(Document segment begins)
The mountain lion mascot of Los Angeles, Griffith Park's P-22, is sick. And it's all our fault.
The story of P-22 is one of super-feline proportions. The cat managed, somehow, to move safely across two different eight-lane highways, a maneuver that ended in a far more grisly manner for three of his counterparts. He managed to remain relatively undetected by humans for two years. The main way in which our species kept track of his progress? A series of camera traps set up throughout LA's Griffith Park by researchers from the Natural History Museum of Los Angeles.
The photo above, taken just a few months ago by National Geographic photographer Steve Winter, shows the impressive P-22 at his prime:
"This story was extremely difficult. The mountain lion is a very secretive animal. It has to be in order to show up in downtown L.A. and have no one ever see it but the scientists, and so it was a great relief when you have a picture like this that can become iconic. You talk about urban wildlife and, boom, there's the picture."
But he could only avoid human-related dangers for so long. In March, camera trap photos showed a very mangy P-22. Compare the majestic P-22 above to the sickly version, below.
(Document segment ends)
Tasks and exercises:
1. According to the P-22 passage, who set up the camera traps in Griffith Park?
2. Condense the paragraph of the P-22 passage that begins "The story of P-22 is one of super-feline proportions" into a short bulleted list that keeps its main facts.
3. Transcribe the P-22 passage from "But he could" up to and including "sickly version, below.".
(Recorded information begins)
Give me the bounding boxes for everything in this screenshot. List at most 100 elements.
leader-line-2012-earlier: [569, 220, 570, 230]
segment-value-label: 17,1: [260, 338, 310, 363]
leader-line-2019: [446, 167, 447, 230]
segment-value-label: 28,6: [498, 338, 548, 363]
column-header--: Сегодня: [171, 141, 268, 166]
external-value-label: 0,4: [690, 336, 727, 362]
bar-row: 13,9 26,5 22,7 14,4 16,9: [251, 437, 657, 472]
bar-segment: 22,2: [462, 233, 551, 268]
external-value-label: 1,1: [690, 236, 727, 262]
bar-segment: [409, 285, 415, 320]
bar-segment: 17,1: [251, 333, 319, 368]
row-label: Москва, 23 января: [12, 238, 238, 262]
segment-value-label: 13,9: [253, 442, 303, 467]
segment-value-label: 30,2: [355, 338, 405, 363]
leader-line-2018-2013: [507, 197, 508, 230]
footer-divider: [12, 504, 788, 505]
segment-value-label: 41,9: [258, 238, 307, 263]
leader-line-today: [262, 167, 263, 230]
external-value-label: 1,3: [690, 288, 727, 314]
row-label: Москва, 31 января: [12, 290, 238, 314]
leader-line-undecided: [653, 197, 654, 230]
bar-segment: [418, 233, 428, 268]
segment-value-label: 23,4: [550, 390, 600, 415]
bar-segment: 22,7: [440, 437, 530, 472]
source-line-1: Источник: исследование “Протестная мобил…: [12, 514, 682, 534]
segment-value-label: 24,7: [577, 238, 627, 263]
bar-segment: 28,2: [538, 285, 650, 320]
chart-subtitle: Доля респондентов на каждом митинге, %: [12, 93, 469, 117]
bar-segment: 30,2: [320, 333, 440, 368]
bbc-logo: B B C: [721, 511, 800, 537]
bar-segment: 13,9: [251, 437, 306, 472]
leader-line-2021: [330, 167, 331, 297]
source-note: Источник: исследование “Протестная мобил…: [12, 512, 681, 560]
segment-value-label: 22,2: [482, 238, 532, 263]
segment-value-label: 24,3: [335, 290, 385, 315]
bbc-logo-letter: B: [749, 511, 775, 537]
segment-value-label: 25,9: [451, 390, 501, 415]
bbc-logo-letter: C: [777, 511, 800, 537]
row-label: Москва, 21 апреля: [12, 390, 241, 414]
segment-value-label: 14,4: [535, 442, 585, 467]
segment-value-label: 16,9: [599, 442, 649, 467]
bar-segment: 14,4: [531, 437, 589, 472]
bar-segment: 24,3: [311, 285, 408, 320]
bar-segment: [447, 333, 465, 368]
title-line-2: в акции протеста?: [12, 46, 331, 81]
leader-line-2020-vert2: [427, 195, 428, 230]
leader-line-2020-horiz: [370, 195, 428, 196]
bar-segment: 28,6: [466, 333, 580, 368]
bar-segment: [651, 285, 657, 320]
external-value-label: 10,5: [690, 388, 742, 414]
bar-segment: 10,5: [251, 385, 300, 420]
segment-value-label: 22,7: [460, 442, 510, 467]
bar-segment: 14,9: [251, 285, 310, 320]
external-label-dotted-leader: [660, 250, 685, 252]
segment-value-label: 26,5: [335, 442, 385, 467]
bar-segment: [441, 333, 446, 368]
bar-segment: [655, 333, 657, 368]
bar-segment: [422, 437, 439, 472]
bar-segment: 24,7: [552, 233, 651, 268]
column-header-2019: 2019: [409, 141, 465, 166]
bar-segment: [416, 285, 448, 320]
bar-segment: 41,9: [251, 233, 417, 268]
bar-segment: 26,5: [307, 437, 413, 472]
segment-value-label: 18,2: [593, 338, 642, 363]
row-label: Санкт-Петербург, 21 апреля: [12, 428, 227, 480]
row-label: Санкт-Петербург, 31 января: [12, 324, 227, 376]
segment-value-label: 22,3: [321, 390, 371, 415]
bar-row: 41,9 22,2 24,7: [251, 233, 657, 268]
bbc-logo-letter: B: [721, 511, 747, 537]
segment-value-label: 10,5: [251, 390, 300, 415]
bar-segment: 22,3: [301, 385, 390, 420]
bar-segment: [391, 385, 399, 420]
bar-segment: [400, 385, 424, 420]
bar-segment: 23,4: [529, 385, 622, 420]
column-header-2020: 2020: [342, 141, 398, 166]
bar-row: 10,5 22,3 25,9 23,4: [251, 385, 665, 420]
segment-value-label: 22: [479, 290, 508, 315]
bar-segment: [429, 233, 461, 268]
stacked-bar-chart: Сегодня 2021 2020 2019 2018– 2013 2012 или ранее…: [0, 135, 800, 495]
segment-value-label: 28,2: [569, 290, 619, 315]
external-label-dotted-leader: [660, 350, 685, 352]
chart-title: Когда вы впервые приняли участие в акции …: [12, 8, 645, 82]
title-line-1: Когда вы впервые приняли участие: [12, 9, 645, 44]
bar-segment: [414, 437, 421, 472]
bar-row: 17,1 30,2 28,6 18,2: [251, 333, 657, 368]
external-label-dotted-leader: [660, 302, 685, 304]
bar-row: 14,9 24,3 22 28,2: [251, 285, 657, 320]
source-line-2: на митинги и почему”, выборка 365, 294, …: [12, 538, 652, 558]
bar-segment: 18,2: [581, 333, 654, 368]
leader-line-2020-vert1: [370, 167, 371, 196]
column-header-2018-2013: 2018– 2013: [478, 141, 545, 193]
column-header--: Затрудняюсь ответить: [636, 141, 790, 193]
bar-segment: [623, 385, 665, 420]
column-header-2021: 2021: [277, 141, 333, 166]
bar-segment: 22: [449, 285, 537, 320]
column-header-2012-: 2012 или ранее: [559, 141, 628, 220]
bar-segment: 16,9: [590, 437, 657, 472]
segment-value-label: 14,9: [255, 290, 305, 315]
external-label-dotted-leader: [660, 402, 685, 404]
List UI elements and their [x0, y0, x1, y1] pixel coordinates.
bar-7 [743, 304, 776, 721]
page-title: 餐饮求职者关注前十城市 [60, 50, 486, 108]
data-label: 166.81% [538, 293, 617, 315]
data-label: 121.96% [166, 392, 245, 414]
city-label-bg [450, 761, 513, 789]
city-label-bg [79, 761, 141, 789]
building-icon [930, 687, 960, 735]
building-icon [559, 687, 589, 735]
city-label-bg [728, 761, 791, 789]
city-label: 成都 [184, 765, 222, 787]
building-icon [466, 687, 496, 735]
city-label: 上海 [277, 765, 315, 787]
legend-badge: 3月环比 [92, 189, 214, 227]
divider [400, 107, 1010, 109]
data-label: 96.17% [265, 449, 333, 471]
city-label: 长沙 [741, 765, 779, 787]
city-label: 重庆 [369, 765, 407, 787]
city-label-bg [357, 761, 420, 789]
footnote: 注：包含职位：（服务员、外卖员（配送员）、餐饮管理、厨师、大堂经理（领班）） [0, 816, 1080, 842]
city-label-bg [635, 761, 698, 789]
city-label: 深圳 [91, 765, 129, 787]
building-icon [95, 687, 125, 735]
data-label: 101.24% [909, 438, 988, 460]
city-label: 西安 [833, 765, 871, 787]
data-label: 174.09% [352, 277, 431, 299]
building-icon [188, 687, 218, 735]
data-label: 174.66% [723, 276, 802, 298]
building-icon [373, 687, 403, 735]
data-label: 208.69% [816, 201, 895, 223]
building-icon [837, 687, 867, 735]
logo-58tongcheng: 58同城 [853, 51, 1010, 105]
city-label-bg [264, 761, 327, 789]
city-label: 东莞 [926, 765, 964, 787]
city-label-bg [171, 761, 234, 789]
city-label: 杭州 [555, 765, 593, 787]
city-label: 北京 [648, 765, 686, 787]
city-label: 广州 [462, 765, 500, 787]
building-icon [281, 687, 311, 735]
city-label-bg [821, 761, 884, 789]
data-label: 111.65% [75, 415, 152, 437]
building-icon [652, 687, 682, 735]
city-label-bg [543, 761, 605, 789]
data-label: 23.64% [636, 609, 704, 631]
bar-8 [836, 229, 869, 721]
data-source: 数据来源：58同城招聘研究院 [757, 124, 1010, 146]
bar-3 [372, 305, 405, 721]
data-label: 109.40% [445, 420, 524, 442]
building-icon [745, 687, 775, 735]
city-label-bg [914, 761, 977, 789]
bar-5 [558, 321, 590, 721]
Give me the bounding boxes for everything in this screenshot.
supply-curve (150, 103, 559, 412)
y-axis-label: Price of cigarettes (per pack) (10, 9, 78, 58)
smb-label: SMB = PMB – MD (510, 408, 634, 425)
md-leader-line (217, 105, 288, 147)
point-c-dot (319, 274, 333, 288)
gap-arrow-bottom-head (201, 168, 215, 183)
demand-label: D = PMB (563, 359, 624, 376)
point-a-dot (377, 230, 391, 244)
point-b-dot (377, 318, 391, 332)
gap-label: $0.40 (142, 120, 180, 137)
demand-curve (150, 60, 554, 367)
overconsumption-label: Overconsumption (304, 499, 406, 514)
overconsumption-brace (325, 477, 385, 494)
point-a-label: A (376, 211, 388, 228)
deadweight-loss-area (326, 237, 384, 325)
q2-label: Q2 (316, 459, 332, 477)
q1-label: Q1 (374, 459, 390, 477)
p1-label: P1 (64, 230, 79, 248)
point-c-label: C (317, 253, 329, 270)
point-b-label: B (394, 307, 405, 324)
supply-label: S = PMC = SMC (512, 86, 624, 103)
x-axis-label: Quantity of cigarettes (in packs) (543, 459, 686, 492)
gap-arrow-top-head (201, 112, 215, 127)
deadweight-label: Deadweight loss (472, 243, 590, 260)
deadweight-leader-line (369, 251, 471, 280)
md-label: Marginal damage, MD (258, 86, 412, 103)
(Recorded information ends)
Results for the exercise:
1. Researchers from the Natural History Museum of Los Angeles set them up.

2.
- P-22's story is one of super-feline proportions.
- He somehow crossed two different eight-lane highways safely, a maneuver that ended far more grimly for three other mountain lions.
- He stayed relatively undetected by humans for two years.
- People tracked his progress mainly through camera traps set up throughout Griffith Park by researchers from the Natural History Museum of Los Angeles.

3.
But he could only avoid human-related dangers for so long. In March, camera trap photos showed a very mangy P-22. Compare the majestic P-22 above to the sickly version, below.